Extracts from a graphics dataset
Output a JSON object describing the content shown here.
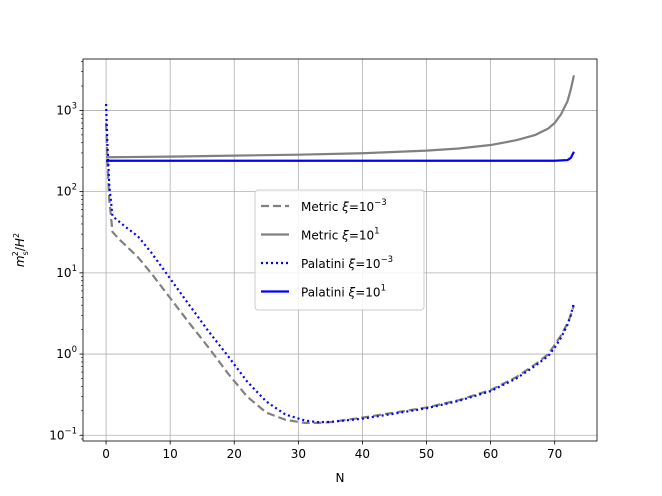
{
  "chart_data": {
    "type": "line",
    "xlabel": "N",
    "ylabel": "m_s^2/H^2",
    "yscale": "log",
    "xlim": [
      -3.6,
      76.6
    ],
    "ylim": [
      0.085,
      4300
    ],
    "grid": true,
    "x_ticks": [
      0,
      10,
      20,
      30,
      40,
      50,
      60,
      70
    ],
    "y_ticks": [
      0.1,
      1,
      10,
      100,
      1000
    ],
    "y_tick_labels": [
      {
        "base": "10",
        "exp": "−1"
      },
      {
        "base": "10",
        "exp": "0"
      },
      {
        "base": "10",
        "exp": "1"
      },
      {
        "base": "10",
        "exp": "2"
      },
      {
        "base": "10",
        "exp": "3"
      }
    ],
    "legend_position": "center",
    "series": [
      {
        "name": "Metric ξ = 10^-3",
        "legend_prefix": "Metric ",
        "legend_exp": "−3",
        "color": "#808080",
        "style": "dashed",
        "x": [
          0,
          0.2,
          0.5,
          1,
          2,
          3,
          5,
          7,
          10,
          13,
          16,
          19,
          22,
          25,
          28,
          31,
          33,
          35,
          40,
          45,
          50,
          55,
          60,
          64,
          67,
          69,
          70,
          71,
          72,
          72.5,
          73
        ],
        "y": [
          700,
          250,
          80,
          32,
          26,
          22,
          15.5,
          10,
          4.9,
          2.4,
          1.2,
          0.58,
          0.3,
          0.19,
          0.155,
          0.142,
          0.142,
          0.145,
          0.165,
          0.19,
          0.22,
          0.27,
          0.36,
          0.52,
          0.75,
          1.0,
          1.3,
          1.7,
          2.4,
          3.0,
          4.0
        ]
      },
      {
        "name": "Metric ξ = 10^1",
        "legend_prefix": "Metric ",
        "legend_exp": "1",
        "color": "#808080",
        "style": "solid",
        "x": [
          0,
          10,
          20,
          30,
          40,
          50,
          55,
          60,
          64,
          67,
          69,
          70,
          71,
          72,
          72.5,
          73
        ],
        "y": [
          265,
          270,
          278,
          285,
          297,
          320,
          340,
          375,
          430,
          500,
          600,
          700,
          900,
          1300,
          1800,
          2700
        ]
      },
      {
        "name": "Palatini ξ = 10^-3",
        "legend_prefix": "Palatini ",
        "legend_exp": "−3",
        "color": "#0000ff",
        "style": "dotted",
        "x": [
          0,
          0.2,
          0.5,
          1,
          2,
          3,
          5,
          7,
          10,
          13,
          16,
          19,
          22,
          25,
          28,
          31,
          33,
          35,
          40,
          45,
          50,
          55,
          60,
          64,
          67,
          69,
          70,
          71,
          72,
          72.5,
          73
        ],
        "y": [
          1200,
          400,
          120,
          50,
          43,
          37,
          28,
          18,
          8.5,
          4.0,
          1.9,
          0.95,
          0.46,
          0.26,
          0.18,
          0.152,
          0.145,
          0.146,
          0.16,
          0.185,
          0.215,
          0.265,
          0.35,
          0.5,
          0.72,
          0.95,
          1.2,
          1.6,
          2.3,
          3.0,
          4.3
        ]
      },
      {
        "name": "Palatini ξ = 10^1",
        "legend_prefix": "Palatini ",
        "legend_exp": "1",
        "color": "#0000ff",
        "style": "solid",
        "x": [
          0,
          10,
          20,
          30,
          40,
          50,
          60,
          65,
          70,
          72,
          72.5,
          73
        ],
        "y": [
          240,
          240,
          240,
          240,
          240,
          240,
          240,
          240,
          240,
          245,
          260,
          310
        ]
      }
    ]
  }
}
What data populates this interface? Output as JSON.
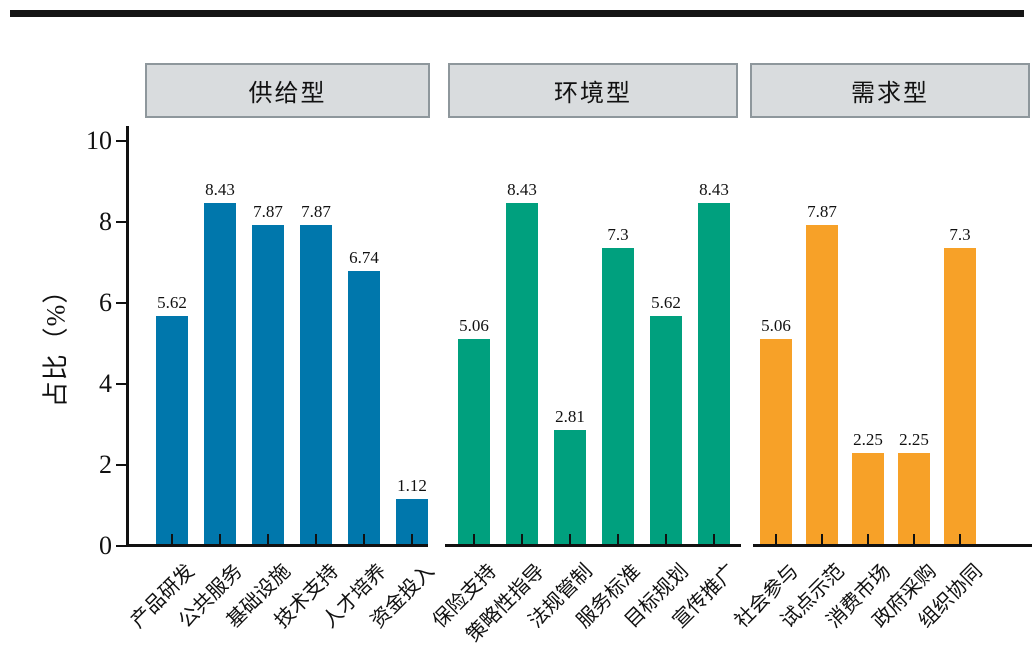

#### Goal of the exercise:
Write out the listing above exactly as it stands, pictures excluded.

#### Correct answer:
Output a JSON object describing the content shown here.
{
  "chart_data": {
    "type": "line",
    "xlabel": "N",
    "ylabel": "m_s^2/H^2",
    "yscale": "log",
    "xlim": [
      -3.6,
      76.6
    ],
    "ylim": [
      0.085,
      4300
    ],
    "grid": true,
    "x_ticks": [
      0,
      10,
      20,
      30,
      40,
      50,
      60,
      70
    ],
    "y_ticks": [
      0.1,
      1,
      10,
      100,
      1000
    ],
    "y_tick_labels": [
      {
        "base": "10",
        "exp": "−1"
      },
      {
        "base": "10",
        "exp": "0"
      },
      {
        "base": "10",
        "exp": "1"
      },
      {
        "base": "10",
        "exp": "2"
      },
      {
        "base": "10",
        "exp": "3"
      }
    ],
    "legend_position": "center",
    "series": [
      {
        "name": "Metric ξ = 10^-3",
        "legend_prefix": "Metric ",
        "legend_exp": "−3",
        "color": "#808080",
        "style": "dashed",
        "x": [
          0,
          0.2,
          0.5,
          1,
          2,
          3,
          5,
          7,
          10,
          13,
          16,
          19,
          22,
          25,
          28,
          31,
          33,
          35,
          40,
          45,
          50,
          55,
          60,
          64,
          67,
          69,
          70,
          71,
          72,
          72.5,
          73
        ],
        "y": [
          700,
          250,
          80,
          32,
          26,
          22,
          15.5,
          10,
          4.9,
          2.4,
          1.2,
          0.58,
          0.3,
          0.19,
          0.155,
          0.142,
          0.142,
          0.145,
          0.165,
          0.19,
          0.22,
          0.27,
          0.36,
          0.52,
          0.75,
          1.0,
          1.3,
          1.7,
          2.4,
          3.0,
          4.0
        ]
      },
      {
        "name": "Metric ξ = 10^1",
        "legend_prefix": "Metric ",
        "legend_exp": "1",
        "color": "#808080",
        "style": "solid",
        "x": [
          0,
          10,
          20,
          30,
          40,
          50,
          55,
          60,
          64,
          67,
          69,
          70,
          71,
          72,
          72.5,
          73
        ],
        "y": [
          265,
          270,
          278,
          285,
          297,
          320,
          340,
          375,
          430,
          500,
          600,
          700,
          900,
          1300,
          1800,
          2700
        ]
      },
      {
        "name": "Palatini ξ = 10^-3",
        "legend_prefix": "Palatini ",
        "legend_exp": "−3",
        "color": "#0000ff",
        "style": "dotted",
        "x": [
          0,
          0.2,
          0.5,
          1,
          2,
          3,
          5,
          7,
          10,
          13,
          16,
          19,
          22,
          25,
          28,
          31,
          33,
          35,
          40,
          45,
          50,
          55,
          60,
          64,
          67,
          69,
          70,
          71,
          72,
          72.5,
          73
        ],
        "y": [
          1200,
          400,
          120,
          50,
          43,
          37,
          28,
          18,
          8.5,
          4.0,
          1.9,
          0.95,
          0.46,
          0.26,
          0.18,
          0.152,
          0.145,
          0.146,
          0.16,
          0.185,
          0.215,
          0.265,
          0.35,
          0.5,
          0.72,
          0.95,
          1.2,
          1.6,
          2.3,
          3.0,
          4.3
        ]
      },
      {
        "name": "Palatini ξ = 10^1",
        "legend_prefix": "Palatini ",
        "legend_exp": "1",
        "color": "#0000ff",
        "style": "solid",
        "x": [
          0,
          10,
          20,
          30,
          40,
          50,
          60,
          65,
          70,
          72,
          72.5,
          73
        ],
        "y": [
          240,
          240,
          240,
          240,
          240,
          240,
          240,
          240,
          240,
          245,
          260,
          310
        ]
      }
    ]
  }
}
What data populates this interface? Output as JSON.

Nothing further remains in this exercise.